Directions:
a) According to the notebook excerpt on training a character-level RNN, what effect can adding dropout layers to the model topology have?
b) Continue the notebook excerpt on training a character-level RNN from the point at which it stops.

Excerpt to read:
This is a continuation of the previous notebook. Here, I focus on finding ways to improve the model by changing the model architecture.

The base model demonstrates the overall ML workflow for training a RNN. The focus for the remaining parts of this notebook will be improving the predictive power of the RNN.

LSTMs can easily overfit the data. Adding dropout layers to the model topology can reduce the amount of overfitting.

Dropout layers can have different *dropout rates*. Adding dropout layers also adds the dropout layer as a tunable hyperparameter.

**Question** `LSTM` layer has a dropout parameter, but I'm not sure if it works the same as a `Dropout` layer

**Idea** It might be helpful to define layer building functions. Then layers are added from a list of initialized layers. This approach might make grid search for hyperparameters easier to automate 

In [1]:
import tensorflow as tf
import numpy as np
import os
import time
import requests

In [2]:
#a single .csv containing Dance Gavin Dance lyrics 
filepath = "https://raw.githubusercontent.com/nurriol2/dgd_lyric_generation/ft-rnn/dance_gavin_dance_lyrics.txt"
text = requests.get(filepath).text
#print the first few characters to check that this is the data we expect 
print(text[:250])

[Verse 1: Tilian & Jon Mess]
Do you crave a greater reason to exist?
Have you always known that symmetry is bliss?
We know you see the pattern
Lay in your lap, think of your path
Philosophy don't bother me, come back when you're trash
You are welcome


In [3]:
#normalization step by reducing the vocabulary size
text = text.lower()

In [4]:
#total number of characters in the file
print ('Length of text: {} characters'.format(len(text)))

Length of text: 257869 characters


*vocabulary* - set of all elements that make up the sequence data 
- elements in this case are characters
- characters are unique:  A != a 
- needs to be converted to an ingestible form for the model (aka numbers)

In [5]:
vocab = sorted(set(text))
print ('{} unique characters'.format(len(vocab)))

63 unique characters


**Note 1**  
Apostrophes and commas are currently part of the vocabulary. The model might predict that the next character is a comma when (as a human) it would make more sense to predict the letter "m". So, a simple improvement might be removing such characters

In [6]:
#encoding characters as integers
char2idx = {u:i for i, u in enumerate(vocab)}
#a decode map to get text as output, instead of integers
idx2char = np.array(vocab)
#vectorize the text
text_as_int = np.array([char2idx[c] for c in text])

Raw data:

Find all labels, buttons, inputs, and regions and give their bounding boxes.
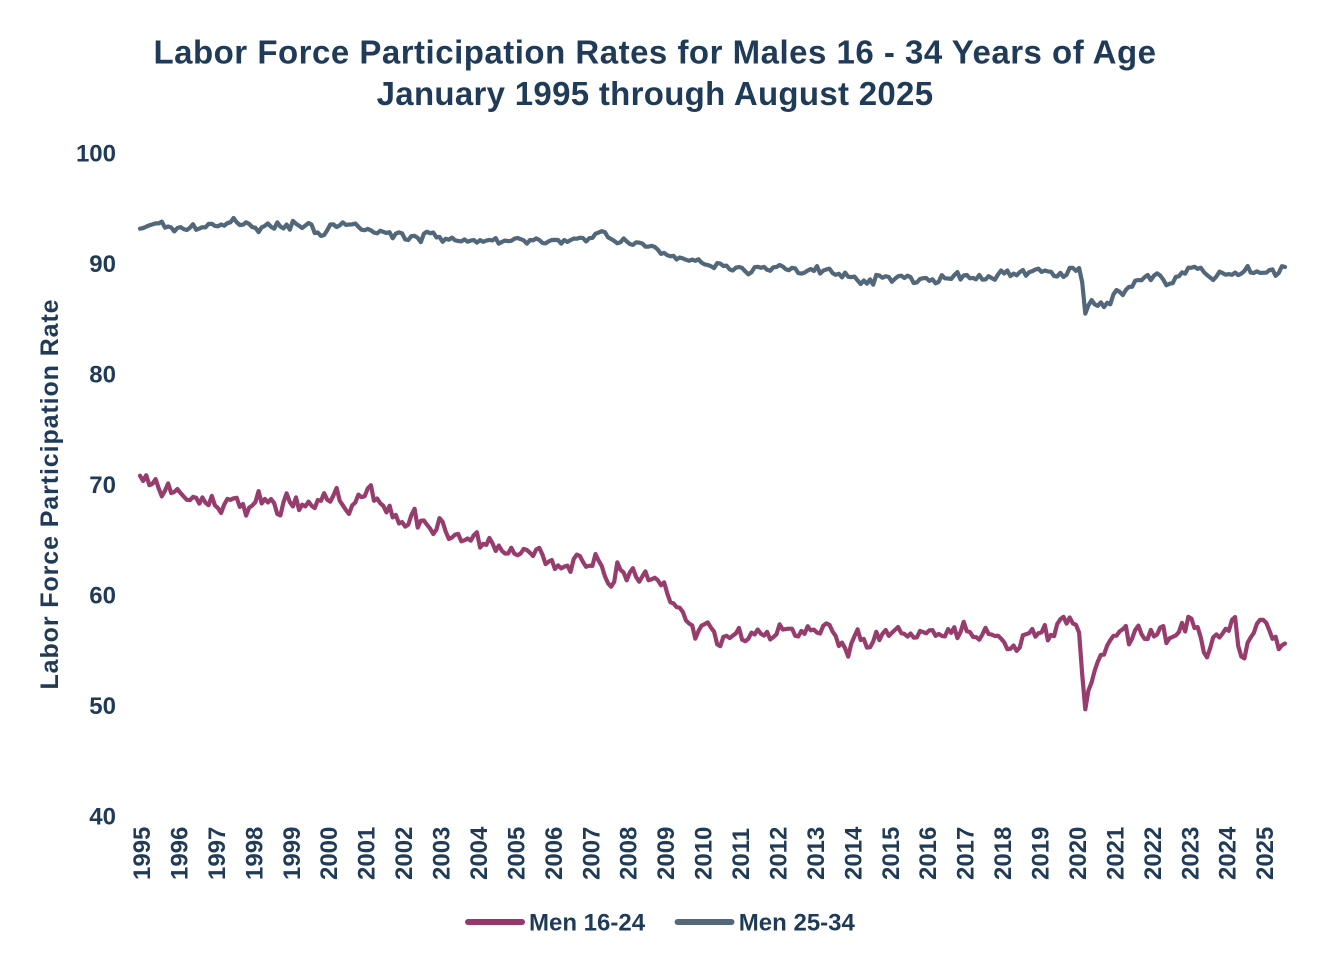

Answers in order:
a) Adding dropout layers can reduce the amount of overfitting.

b)
## Overview of the problem workflow ##
- The model is fed *a sequence* with a specific length *n*
- The model tries to predict the next *most probable* character, **based on the last n characters**

## What the X_ and y_ look like ##
Pretend the sequence length *n*==4. Then, an (input, output) pair might look like this  
("Hell", "ello")  

The process of making a training-testing dataset with this format is ~~automated by the function~~ begins with
`tf.data.Dataset.from_tensor_slices`. The data is sliced along axis=0 to create a new `Dataset` obj

In [7]:
#the maximum length sentence we want for a single input in characters
seq_length = 87
#the quotient here makes sense because there can only be "quotient" number of sequences in the text
examples_per_epoch = len(text)//(seq_length+1)

### create (training examples, targets)###

#from_tensor_slices -> slice along axis=0
char_dataset = tf.data.Dataset.from_tensor_slices(text_as_int)

#a Dataset with 5 elements
for i in char_dataset.take(5):
    print(idx2char[i.numpy()])

#combine consecutive elements from Dataset obj into another Dataset
sequences = char_dataset.batch(seq_length+1, drop_remainder=True)

[
v
e
r
s


## What's going on with `drop_remiander=True`? ##
There is no gurantee that the quotient (len of dataset)/(seq len) is an integer. In the case that the last batch is smaller than the desired sequence length, this param lets you drop/include the batch.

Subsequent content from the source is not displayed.